**Problem statement:**
Separate out the lines that hold "education".

**Material for this task:**

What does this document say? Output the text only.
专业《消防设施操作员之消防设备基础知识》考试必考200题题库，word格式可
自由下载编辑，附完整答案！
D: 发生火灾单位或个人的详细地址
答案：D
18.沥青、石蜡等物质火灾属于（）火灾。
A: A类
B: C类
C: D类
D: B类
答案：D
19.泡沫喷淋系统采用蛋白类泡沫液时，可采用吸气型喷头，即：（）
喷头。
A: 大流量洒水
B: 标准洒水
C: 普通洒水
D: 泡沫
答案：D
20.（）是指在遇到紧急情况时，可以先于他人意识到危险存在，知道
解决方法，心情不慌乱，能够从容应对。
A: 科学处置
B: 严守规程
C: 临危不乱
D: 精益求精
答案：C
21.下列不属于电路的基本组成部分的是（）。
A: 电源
--
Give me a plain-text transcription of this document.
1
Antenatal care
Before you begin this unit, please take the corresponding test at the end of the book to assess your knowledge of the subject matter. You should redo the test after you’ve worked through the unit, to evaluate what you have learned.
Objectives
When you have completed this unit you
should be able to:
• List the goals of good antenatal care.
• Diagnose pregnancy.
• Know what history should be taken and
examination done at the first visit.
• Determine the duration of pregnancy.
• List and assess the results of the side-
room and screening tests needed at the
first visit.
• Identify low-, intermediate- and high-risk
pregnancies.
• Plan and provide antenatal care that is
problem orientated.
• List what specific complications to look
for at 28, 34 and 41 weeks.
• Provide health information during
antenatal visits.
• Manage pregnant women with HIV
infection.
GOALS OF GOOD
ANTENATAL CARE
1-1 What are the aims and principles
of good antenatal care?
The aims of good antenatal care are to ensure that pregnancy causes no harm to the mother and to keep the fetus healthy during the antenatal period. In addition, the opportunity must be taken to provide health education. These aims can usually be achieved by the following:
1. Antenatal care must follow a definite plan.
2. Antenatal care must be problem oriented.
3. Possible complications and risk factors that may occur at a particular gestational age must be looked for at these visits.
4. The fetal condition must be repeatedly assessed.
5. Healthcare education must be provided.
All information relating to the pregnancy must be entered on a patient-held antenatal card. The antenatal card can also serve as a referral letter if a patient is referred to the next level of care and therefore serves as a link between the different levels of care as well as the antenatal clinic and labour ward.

**Expected answer:**
The aims of good antenatal care are to ensure that pregnancy causes no harm to the mother and to keep the fetus healthy during the antenatal period. In addition, the opportunity must be taken to provide health education. These aims can usually be achieved by the following:
5. Healthcare education must be provided.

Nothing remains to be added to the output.